* Record extracts *

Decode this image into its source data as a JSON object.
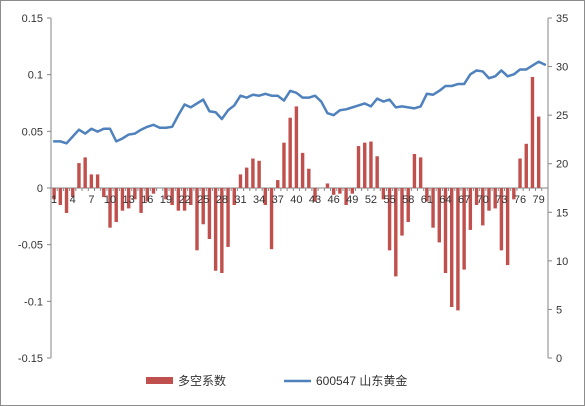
{
  "chart_data": {
    "type": "bar+line",
    "title": "",
    "x": {
      "start": 1,
      "count": 80,
      "tick_labels": [
        "1",
        "4",
        "7",
        "10",
        "13",
        "16",
        "19",
        "22",
        "25",
        "28",
        "31",
        "34",
        "37",
        "40",
        "43",
        "46",
        "49",
        "52",
        "55",
        "58",
        "61",
        "64",
        "67",
        "70",
        "73",
        "76",
        "79"
      ]
    },
    "y_left": {
      "min": -0.15,
      "max": 0.15,
      "ticks": [
        -0.15,
        -0.1,
        -0.05,
        0,
        0.05,
        0.1,
        0.15
      ],
      "tick_labels": [
        "-0.15",
        "-0.1",
        "-0.05",
        "0",
        "0.05",
        "0.1",
        "0.15"
      ]
    },
    "y_right": {
      "min": 0,
      "max": 35,
      "ticks": [
        0,
        5,
        10,
        15,
        20,
        25,
        30,
        35
      ],
      "tick_labels": [
        "0",
        "5",
        "10",
        "15",
        "20",
        "25",
        "30",
        "35"
      ]
    },
    "series": [
      {
        "name": "多空系数",
        "type": "bar",
        "axis": "left",
        "color": "#c0504d",
        "values": [
          -0.01,
          -0.015,
          -0.022,
          -0.008,
          0.022,
          0.027,
          0.012,
          0.012,
          -0.008,
          -0.035,
          -0.03,
          -0.02,
          -0.018,
          -0.01,
          -0.022,
          -0.012,
          -0.005,
          0,
          -0.01,
          -0.015,
          -0.02,
          -0.02,
          -0.015,
          -0.055,
          -0.032,
          -0.045,
          -0.073,
          -0.075,
          -0.052,
          -0.015,
          0.012,
          0.018,
          0.026,
          0.024,
          -0.015,
          -0.054,
          0.007,
          0.04,
          0.062,
          0.072,
          0.031,
          0.017,
          -0.012,
          0,
          0.004,
          -0.006,
          -0.005,
          -0.015,
          -0.005,
          0.037,
          0.04,
          0.041,
          0.028,
          -0.01,
          -0.055,
          -0.078,
          -0.042,
          -0.03,
          0.03,
          0.027,
          -0.012,
          -0.035,
          -0.048,
          -0.075,
          -0.105,
          -0.108,
          -0.072,
          -0.037,
          -0.015,
          -0.033,
          -0.02,
          -0.018,
          -0.055,
          -0.068,
          -0.01,
          0.026,
          0.039,
          0.098,
          0.063,
          0
        ]
      },
      {
        "name": "600547 山东黄金",
        "type": "line",
        "axis": "right",
        "color": "#4f81bd",
        "values": [
          22.3,
          22.3,
          22.1,
          22.8,
          23.5,
          23.1,
          23.6,
          23.3,
          23.6,
          23.6,
          22.3,
          22.6,
          23,
          23.1,
          23.5,
          23.8,
          24,
          23.7,
          23.7,
          23.8,
          25,
          26.1,
          25.8,
          26.2,
          26.6,
          25.4,
          25.3,
          24.6,
          25.5,
          26,
          27,
          26.8,
          27.1,
          27,
          27.2,
          27,
          27,
          26.5,
          27.5,
          27.3,
          26.8,
          26.8,
          27,
          26.4,
          25.2,
          25,
          25.5,
          25.6,
          25.8,
          26,
          26.2,
          25.9,
          26.7,
          26.4,
          26.6,
          25.8,
          25.9,
          25.8,
          25.7,
          25.9,
          27.2,
          27.1,
          27.5,
          28,
          28,
          28.2,
          28.2,
          29.2,
          29.6,
          29.5,
          28.8,
          29,
          29.6,
          29,
          29.2,
          29.7,
          29.7,
          30.1,
          30.5,
          30.2
        ]
      }
    ],
    "legend": {
      "position": "bottom"
    }
  }
}
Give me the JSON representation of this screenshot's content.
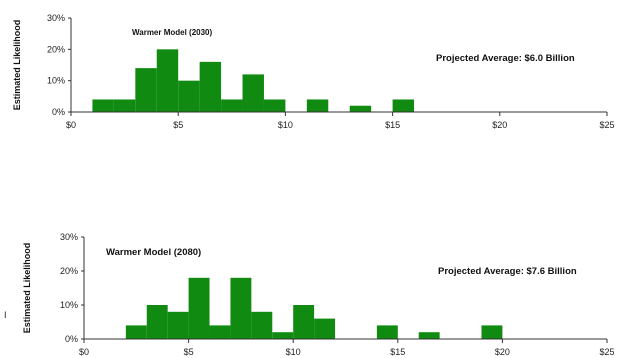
{
  "chart_data": [
    {
      "type": "bar",
      "title": "Warmer Model (2030)",
      "annotation": "Projected Average: $6.0 Billion",
      "ylabel": "Estimated Likelihood",
      "xlabel": "",
      "x_ticks": [
        "$0",
        "$5",
        "$10",
        "$15",
        "$20",
        "$25"
      ],
      "y_ticks": [
        "0%",
        "10%",
        "20%",
        "30%"
      ],
      "xlim": [
        0,
        25
      ],
      "ylim": [
        0,
        30
      ],
      "bin_width": 1,
      "bins": [
        {
          "x": 1,
          "value": 4
        },
        {
          "x": 2,
          "value": 4
        },
        {
          "x": 3,
          "value": 14
        },
        {
          "x": 4,
          "value": 20
        },
        {
          "x": 5,
          "value": 10
        },
        {
          "x": 6,
          "value": 16
        },
        {
          "x": 7,
          "value": 4
        },
        {
          "x": 8,
          "value": 12
        },
        {
          "x": 9,
          "value": 4
        },
        {
          "x": 11,
          "value": 4
        },
        {
          "x": 13,
          "value": 2
        },
        {
          "x": 15,
          "value": 4
        }
      ],
      "grid": false,
      "color": "#118a11"
    },
    {
      "type": "bar",
      "title": "Warmer Model (2080)",
      "annotation": "Projected Average: $7.6 Billion",
      "ylabel": "Estimated Likelihood",
      "xlabel": "",
      "x_ticks": [
        "$0",
        "$5",
        "$10",
        "$15",
        "$20",
        "$25"
      ],
      "y_ticks": [
        "0%",
        "10%",
        "20%",
        "30%"
      ],
      "xlim": [
        0,
        25
      ],
      "ylim": [
        0,
        30
      ],
      "bin_width": 1,
      "bins": [
        {
          "x": 2,
          "value": 4
        },
        {
          "x": 3,
          "value": 10
        },
        {
          "x": 4,
          "value": 8
        },
        {
          "x": 5,
          "value": 18
        },
        {
          "x": 6,
          "value": 4
        },
        {
          "x": 7,
          "value": 18
        },
        {
          "x": 8,
          "value": 8
        },
        {
          "x": 9,
          "value": 2
        },
        {
          "x": 10,
          "value": 10
        },
        {
          "x": 11,
          "value": 6
        },
        {
          "x": 14,
          "value": 4
        },
        {
          "x": 16,
          "value": 2
        },
        {
          "x": 19,
          "value": 4
        }
      ],
      "grid": false,
      "color": "#118a11"
    }
  ],
  "side_mark": "I"
}
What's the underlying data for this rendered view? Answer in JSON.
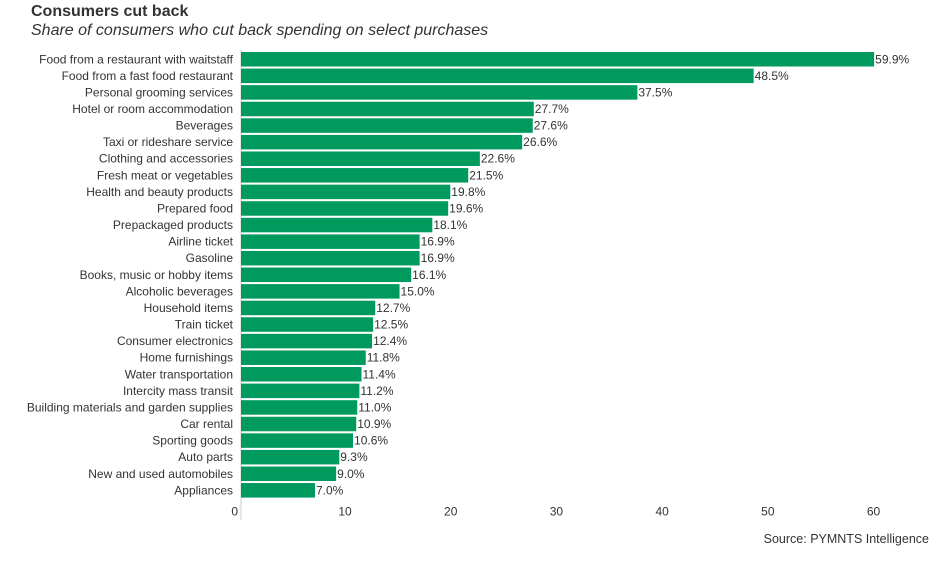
{
  "chart_data": {
    "type": "bar",
    "orientation": "horizontal",
    "title": "Consumers cut back",
    "subtitle": "Share of consumers who cut back spending on select purchases",
    "source": "Source: PYMNTS Intelligence",
    "categories": [
      "Food from a restaurant with waitstaff",
      "Food from a fast food restaurant",
      "Personal grooming services",
      "Hotel or room accommodation",
      "Beverages",
      "Taxi or rideshare service",
      "Clothing and accessories",
      "Fresh meat or vegetables",
      "Health and beauty products",
      "Prepared food",
      "Prepackaged products",
      "Airline ticket",
      "Gasoline",
      "Books, music or hobby items",
      "Alcoholic beverages",
      "Household items",
      "Train ticket",
      "Consumer electronics",
      "Home furnishings",
      "Water transportation",
      "Intercity mass transit",
      "Building materials and garden supplies",
      "Car rental",
      "Sporting goods",
      "Auto parts",
      "New and used automobiles",
      "Appliances"
    ],
    "values": [
      59.9,
      48.5,
      37.5,
      27.7,
      27.6,
      26.6,
      22.6,
      21.5,
      19.8,
      19.6,
      18.1,
      16.9,
      16.9,
      16.1,
      15.0,
      12.7,
      12.5,
      12.4,
      11.8,
      11.4,
      11.2,
      11.0,
      10.9,
      10.6,
      9.3,
      9.0,
      7.0
    ],
    "data_labels": [
      "59.9%",
      "48.5%",
      "37.5%",
      "27.7%",
      "27.6%",
      "26.6%",
      "22.6%",
      "21.5%",
      "19.8%",
      "19.6%",
      "18.1%",
      "16.9%",
      "16.9%",
      "16.1%",
      "15.0%",
      "12.7%",
      "12.5%",
      "12.4%",
      "11.8%",
      "11.4%",
      "11.2%",
      "11.0%",
      "10.9%",
      "10.6%",
      "9.3%",
      "9.0%",
      "7.0%"
    ],
    "xticks": [
      0,
      10,
      20,
      30,
      40,
      50,
      60
    ],
    "xlim": [
      0,
      60.5
    ],
    "grid": false,
    "bar_color": "#009a5e"
  }
}
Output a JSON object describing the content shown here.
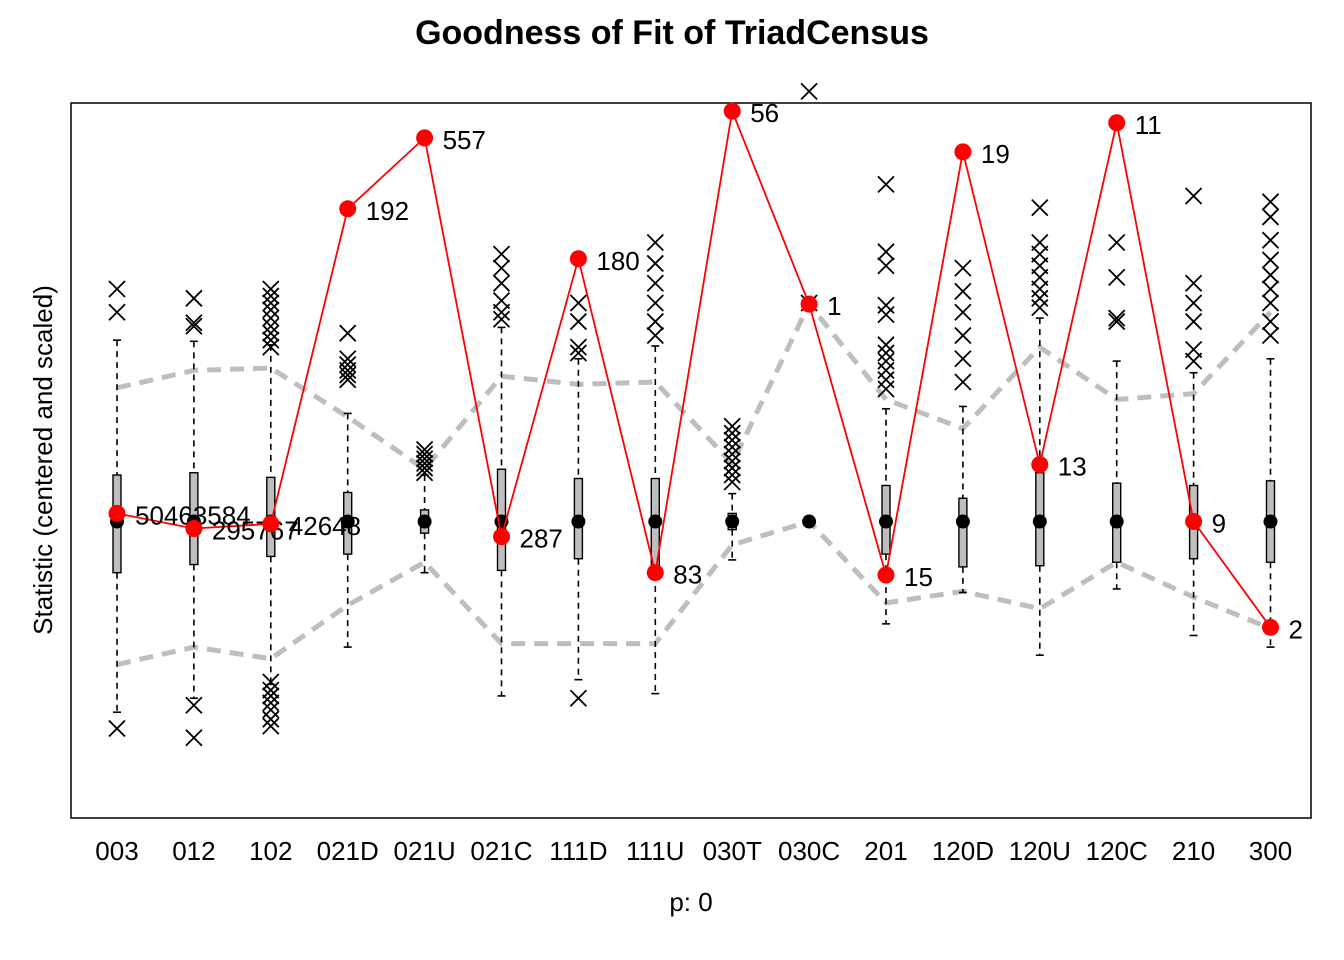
{
  "chart_data": {
    "type": "boxplot",
    "title": "Goodness of Fit of TriadCensus",
    "xlabel": "p: 0",
    "ylabel": "Statistic (centered and scaled)",
    "categories": [
      "003",
      "012",
      "102",
      "021D",
      "021U",
      "021C",
      "111D",
      "111U",
      "030T",
      "030C",
      "201",
      "120D",
      "120U",
      "120C",
      "210",
      "300"
    ],
    "ylim": [
      -2.55,
      3.6
    ],
    "grid": false,
    "observed": {
      "name": "observed",
      "color": "#ff0000",
      "values": [
        0.07,
        -0.06,
        -0.02,
        2.69,
        3.3,
        -0.13,
        2.26,
        -0.44,
        3.53,
        1.87,
        -0.46,
        3.18,
        0.49,
        3.43,
        0.0,
        -0.91
      ],
      "labels": [
        "50463584",
        "295767",
        "42648",
        "192",
        "557",
        "287",
        "180",
        "83",
        "56",
        "1",
        "15",
        "19",
        "13",
        "11",
        "9",
        "2"
      ]
    },
    "simulated_median": [
      0,
      0,
      0,
      0,
      0,
      0,
      0,
      0,
      0,
      0,
      0,
      0,
      0,
      0,
      0,
      0
    ],
    "boxes": [
      {
        "q1": -0.44,
        "q3": 0.4,
        "wlo": -1.64,
        "whi": 1.56
      },
      {
        "q1": -0.37,
        "q3": 0.42,
        "wlo": -1.52,
        "whi": 1.55
      },
      {
        "q1": -0.3,
        "q3": 0.38,
        "wlo": -1.4,
        "whi": 1.52
      },
      {
        "q1": -0.28,
        "q3": 0.25,
        "wlo": -1.08,
        "whi": 0.93
      },
      {
        "q1": -0.1,
        "q3": 0.1,
        "wlo": -0.44,
        "whi": 0.4
      },
      {
        "q1": -0.42,
        "q3": 0.45,
        "wlo": -1.5,
        "whi": 1.67
      },
      {
        "q1": -0.32,
        "q3": 0.37,
        "wlo": -1.36,
        "whi": 1.4
      },
      {
        "q1": -0.46,
        "q3": 0.37,
        "wlo": -1.48,
        "whi": 1.51
      },
      {
        "q1": -0.07,
        "q3": 0.07,
        "wlo": -0.33,
        "whi": 0.24
      },
      {
        "q1": 0.0,
        "q3": 0.0,
        "wlo": 0.0,
        "whi": 0.0
      },
      {
        "q1": -0.28,
        "q3": 0.31,
        "wlo": -0.88,
        "whi": 0.97
      },
      {
        "q1": -0.39,
        "q3": 0.2,
        "wlo": -0.61,
        "whi": 0.99
      },
      {
        "q1": -0.38,
        "q3": 0.42,
        "wlo": -1.15,
        "whi": 1.75
      },
      {
        "q1": -0.35,
        "q3": 0.33,
        "wlo": -0.58,
        "whi": 1.38
      },
      {
        "q1": -0.32,
        "q3": 0.31,
        "wlo": -0.98,
        "whi": 1.28
      },
      {
        "q1": -0.35,
        "q3": 0.35,
        "wlo": -1.08,
        "whi": 1.4
      }
    ],
    "outliers": [
      [
        2.0,
        1.8,
        -1.78
      ],
      [
        1.92,
        1.71,
        1.68,
        -1.58,
        -1.86
      ],
      [
        2.0,
        1.94,
        1.88,
        1.82,
        1.75,
        1.68,
        1.62,
        1.56,
        1.5,
        -1.38,
        -1.45,
        -1.5,
        -1.56,
        -1.62,
        -1.7,
        -1.76
      ],
      [
        1.62,
        1.4,
        1.35,
        1.3,
        1.26,
        1.22
      ],
      [
        0.62,
        0.58,
        0.54,
        0.5,
        0.46,
        0.42
      ],
      [
        2.3,
        2.18,
        2.05,
        1.9,
        1.8,
        1.74
      ],
      [
        1.88,
        1.72,
        1.5,
        1.45,
        -1.52
      ],
      [
        2.4,
        2.22,
        2.05,
        1.88,
        1.72,
        1.6
      ],
      [
        0.82,
        0.76,
        0.7,
        0.64,
        0.58,
        0.52,
        0.46,
        0.4,
        0.34
      ],
      [
        3.7,
        1.88
      ],
      [
        2.9,
        2.32,
        2.2,
        1.86,
        1.78,
        1.52,
        1.45,
        1.38,
        1.3,
        1.22,
        1.14
      ],
      [
        2.18,
        1.98,
        1.8,
        1.6,
        1.4,
        1.2
      ],
      [
        2.7,
        2.4,
        2.3,
        2.2,
        2.1,
        2.0,
        1.92,
        1.84
      ],
      [
        2.4,
        2.1,
        1.75,
        1.72
      ],
      [
        2.8,
        2.05,
        1.88,
        1.72,
        1.48,
        1.38
      ],
      [
        2.75,
        2.62,
        2.42,
        2.25,
        2.12,
        2.0,
        1.88,
        1.72,
        1.6
      ]
    ],
    "band_upper": [
      1.15,
      1.3,
      1.32,
      0.9,
      0.45,
      1.25,
      1.18,
      1.2,
      0.5,
      1.87,
      1.05,
      0.8,
      1.5,
      1.05,
      1.1,
      1.8
    ],
    "band_lower": [
      -1.23,
      -1.08,
      -1.18,
      -0.72,
      -0.35,
      -1.05,
      -1.05,
      -1.05,
      -0.2,
      0.0,
      -0.7,
      -0.6,
      -0.75,
      -0.35,
      -0.65,
      -0.92
    ],
    "band_color": "#bebebe",
    "box_fill": "#bebebe",
    "median_color": "#000000"
  }
}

* What this task involves *
Go through the data and count each line that has the word "source", then give the total alone.

* Full output *
2